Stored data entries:
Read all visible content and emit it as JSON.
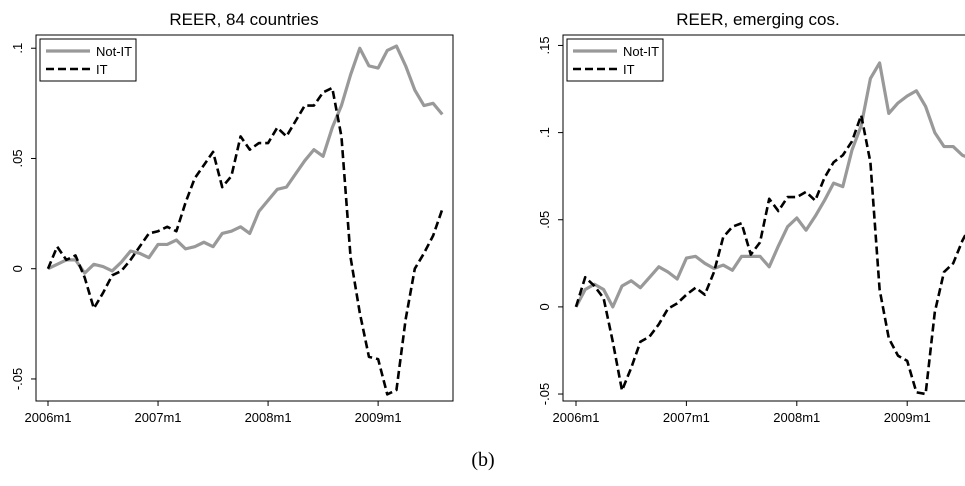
{
  "chart_data": [
    {
      "type": "line",
      "title": "REER, 84 countries",
      "categories": [
        "2006m1",
        null,
        null,
        null,
        null,
        null,
        null,
        null,
        null,
        null,
        null,
        null,
        "2007m1",
        null,
        null,
        null,
        null,
        null,
        null,
        null,
        null,
        null,
        null,
        null,
        "2008m1",
        null,
        null,
        null,
        null,
        null,
        null,
        null,
        null,
        null,
        null,
        null,
        "2009m1",
        null,
        null,
        null,
        null,
        null,
        null,
        null
      ],
      "series": [
        {
          "name": "Not-IT",
          "color": "#999999",
          "style": "solid",
          "values": [
            0,
            0.002,
            0.004,
            0.004,
            -0.002,
            0.002,
            0.001,
            -0.001,
            0.003,
            0.008,
            0.007,
            0.005,
            0.011,
            0.011,
            0.013,
            0.009,
            0.01,
            0.012,
            0.01,
            0.016,
            0.017,
            0.019,
            0.016,
            0.026,
            0.031,
            0.036,
            0.037,
            0.043,
            0.049,
            0.054,
            0.051,
            0.064,
            0.074,
            0.088,
            0.1,
            0.092,
            0.091,
            0.099,
            0.101,
            0.092,
            0.081,
            0.074,
            0.075,
            0.07
          ]
        },
        {
          "name": "IT",
          "color": "#000000",
          "style": "dashed",
          "values": [
            0,
            0.01,
            0.004,
            0.006,
            -0.004,
            -0.018,
            -0.011,
            -0.003,
            -0.001,
            0.004,
            0.01,
            0.016,
            0.017,
            0.019,
            0.017,
            0.03,
            0.041,
            0.047,
            0.053,
            0.037,
            0.042,
            0.06,
            0.054,
            0.057,
            0.057,
            0.064,
            0.06,
            0.067,
            0.074,
            0.074,
            0.08,
            0.082,
            0.06,
            0.005,
            -0.02,
            -0.04,
            -0.041,
            -0.057,
            -0.055,
            -0.023,
            0.0,
            0.007,
            0.015,
            0.027
          ]
        }
      ],
      "ylim": [
        -0.06,
        0.106
      ],
      "yticks": [
        {
          "value": -0.05,
          "label": "-.05"
        },
        0,
        {
          "value": 0.05,
          "label": ".05"
        },
        {
          "value": 0.1,
          "label": ".1"
        }
      ],
      "legend": "top-left",
      "grid": false
    },
    {
      "type": "line",
      "title": "REER, emerging cos.",
      "categories": [
        "2006m1",
        null,
        null,
        null,
        null,
        null,
        null,
        null,
        null,
        null,
        null,
        null,
        "2007m1",
        null,
        null,
        null,
        null,
        null,
        null,
        null,
        null,
        null,
        null,
        null,
        "2008m1",
        null,
        null,
        null,
        null,
        null,
        null,
        null,
        null,
        null,
        null,
        null,
        "2009m1",
        null,
        null,
        null,
        null,
        null,
        null,
        null
      ],
      "series": [
        {
          "name": "Not-IT",
          "color": "#999999",
          "style": "solid",
          "values": [
            0,
            0.01,
            0.013,
            0.01,
            0.0,
            0.012,
            0.015,
            0.011,
            0.017,
            0.023,
            0.02,
            0.016,
            0.028,
            0.029,
            0.025,
            0.022,
            0.024,
            0.021,
            0.029,
            0.029,
            0.029,
            0.023,
            0.035,
            0.046,
            0.051,
            0.044,
            0.052,
            0.061,
            0.071,
            0.069,
            0.09,
            0.104,
            0.131,
            0.14,
            0.111,
            0.117,
            0.121,
            0.124,
            0.115,
            0.1,
            0.092,
            0.092,
            0.087,
            0.085
          ]
        },
        {
          "name": "IT",
          "color": "#000000",
          "style": "dashed",
          "values": [
            0,
            0.017,
            0.012,
            0.005,
            -0.02,
            -0.048,
            -0.035,
            -0.02,
            -0.017,
            -0.01,
            -0.001,
            0.002,
            0.007,
            0.011,
            0.007,
            0.02,
            0.04,
            0.046,
            0.048,
            0.03,
            0.037,
            0.062,
            0.055,
            0.063,
            0.063,
            0.066,
            0.061,
            0.074,
            0.083,
            0.087,
            0.095,
            0.11,
            0.083,
            0.01,
            -0.018,
            -0.028,
            -0.031,
            -0.049,
            -0.05,
            -0.003,
            0.02,
            0.025,
            0.038,
            0.048
          ]
        }
      ],
      "ylim": [
        -0.054,
        0.156
      ],
      "yticks": [
        {
          "value": -0.05,
          "label": "-.05"
        },
        0,
        {
          "value": 0.05,
          "label": ".05"
        },
        {
          "value": 0.1,
          "label": ".1"
        },
        {
          "value": 0.15,
          "label": ".15"
        }
      ],
      "legend": "top-left",
      "grid": false
    }
  ],
  "caption": "(b)"
}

* AIM
Transcribe all of the material exactly, leaving out whatever pictures it contains.

* IN RESPONSE
Read all visible content and emit it as JSON.
{
  "chart_data": [
    {
      "type": "line",
      "title": "REER, 84 countries",
      "categories": [
        "2006m1",
        null,
        null,
        null,
        null,
        null,
        null,
        null,
        null,
        null,
        null,
        null,
        "2007m1",
        null,
        null,
        null,
        null,
        null,
        null,
        null,
        null,
        null,
        null,
        null,
        "2008m1",
        null,
        null,
        null,
        null,
        null,
        null,
        null,
        null,
        null,
        null,
        null,
        "2009m1",
        null,
        null,
        null,
        null,
        null,
        null,
        null
      ],
      "series": [
        {
          "name": "Not-IT",
          "color": "#999999",
          "style": "solid",
          "values": [
            0,
            0.002,
            0.004,
            0.004,
            -0.002,
            0.002,
            0.001,
            -0.001,
            0.003,
            0.008,
            0.007,
            0.005,
            0.011,
            0.011,
            0.013,
            0.009,
            0.01,
            0.012,
            0.01,
            0.016,
            0.017,
            0.019,
            0.016,
            0.026,
            0.031,
            0.036,
            0.037,
            0.043,
            0.049,
            0.054,
            0.051,
            0.064,
            0.074,
            0.088,
            0.1,
            0.092,
            0.091,
            0.099,
            0.101,
            0.092,
            0.081,
            0.074,
            0.075,
            0.07
          ]
        },
        {
          "name": "IT",
          "color": "#000000",
          "style": "dashed",
          "values": [
            0,
            0.01,
            0.004,
            0.006,
            -0.004,
            -0.018,
            -0.011,
            -0.003,
            -0.001,
            0.004,
            0.01,
            0.016,
            0.017,
            0.019,
            0.017,
            0.03,
            0.041,
            0.047,
            0.053,
            0.037,
            0.042,
            0.06,
            0.054,
            0.057,
            0.057,
            0.064,
            0.06,
            0.067,
            0.074,
            0.074,
            0.08,
            0.082,
            0.06,
            0.005,
            -0.02,
            -0.04,
            -0.041,
            -0.057,
            -0.055,
            -0.023,
            0.0,
            0.007,
            0.015,
            0.027
          ]
        }
      ],
      "ylim": [
        -0.06,
        0.106
      ],
      "yticks": [
        {
          "value": -0.05,
          "label": "-.05"
        },
        0,
        {
          "value": 0.05,
          "label": ".05"
        },
        {
          "value": 0.1,
          "label": ".1"
        }
      ],
      "legend": "top-left",
      "grid": false
    },
    {
      "type": "line",
      "title": "REER, emerging cos.",
      "categories": [
        "2006m1",
        null,
        null,
        null,
        null,
        null,
        null,
        null,
        null,
        null,
        null,
        null,
        "2007m1",
        null,
        null,
        null,
        null,
        null,
        null,
        null,
        null,
        null,
        null,
        null,
        "2008m1",
        null,
        null,
        null,
        null,
        null,
        null,
        null,
        null,
        null,
        null,
        null,
        "2009m1",
        null,
        null,
        null,
        null,
        null,
        null,
        null
      ],
      "series": [
        {
          "name": "Not-IT",
          "color": "#999999",
          "style": "solid",
          "values": [
            0,
            0.01,
            0.013,
            0.01,
            0.0,
            0.012,
            0.015,
            0.011,
            0.017,
            0.023,
            0.02,
            0.016,
            0.028,
            0.029,
            0.025,
            0.022,
            0.024,
            0.021,
            0.029,
            0.029,
            0.029,
            0.023,
            0.035,
            0.046,
            0.051,
            0.044,
            0.052,
            0.061,
            0.071,
            0.069,
            0.09,
            0.104,
            0.131,
            0.14,
            0.111,
            0.117,
            0.121,
            0.124,
            0.115,
            0.1,
            0.092,
            0.092,
            0.087,
            0.085
          ]
        },
        {
          "name": "IT",
          "color": "#000000",
          "style": "dashed",
          "values": [
            0,
            0.017,
            0.012,
            0.005,
            -0.02,
            -0.048,
            -0.035,
            -0.02,
            -0.017,
            -0.01,
            -0.001,
            0.002,
            0.007,
            0.011,
            0.007,
            0.02,
            0.04,
            0.046,
            0.048,
            0.03,
            0.037,
            0.062,
            0.055,
            0.063,
            0.063,
            0.066,
            0.061,
            0.074,
            0.083,
            0.087,
            0.095,
            0.11,
            0.083,
            0.01,
            -0.018,
            -0.028,
            -0.031,
            -0.049,
            -0.05,
            -0.003,
            0.02,
            0.025,
            0.038,
            0.048
          ]
        }
      ],
      "ylim": [
        -0.054,
        0.156
      ],
      "yticks": [
        {
          "value": -0.05,
          "label": "-.05"
        },
        0,
        {
          "value": 0.05,
          "label": ".05"
        },
        {
          "value": 0.1,
          "label": ".1"
        },
        {
          "value": 0.15,
          "label": ".15"
        }
      ],
      "legend": "top-left",
      "grid": false
    }
  ],
  "caption": "(b)"
}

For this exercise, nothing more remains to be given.